**Work required:** For each line below that contains the string "Bhalla", copy that line.

**Data excerpts:**
* * * * * * * * *

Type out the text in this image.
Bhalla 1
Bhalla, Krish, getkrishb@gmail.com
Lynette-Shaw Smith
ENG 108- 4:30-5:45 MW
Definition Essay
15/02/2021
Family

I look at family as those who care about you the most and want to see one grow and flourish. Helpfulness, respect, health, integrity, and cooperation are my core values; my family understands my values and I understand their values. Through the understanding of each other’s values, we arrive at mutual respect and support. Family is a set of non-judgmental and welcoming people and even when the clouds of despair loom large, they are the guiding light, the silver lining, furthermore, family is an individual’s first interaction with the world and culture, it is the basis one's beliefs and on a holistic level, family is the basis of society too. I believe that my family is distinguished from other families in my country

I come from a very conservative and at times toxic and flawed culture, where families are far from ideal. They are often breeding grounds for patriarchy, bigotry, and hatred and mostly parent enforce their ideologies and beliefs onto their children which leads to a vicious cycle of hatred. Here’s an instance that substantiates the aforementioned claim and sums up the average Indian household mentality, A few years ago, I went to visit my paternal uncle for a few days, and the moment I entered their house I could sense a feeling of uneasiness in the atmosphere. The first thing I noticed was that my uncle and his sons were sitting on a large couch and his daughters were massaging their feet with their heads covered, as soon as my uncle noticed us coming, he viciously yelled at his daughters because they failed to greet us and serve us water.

* * * * * * * * *

**Exercise output:**
Bhalla 1
Bhalla, Krish, getkrishb@gmail.com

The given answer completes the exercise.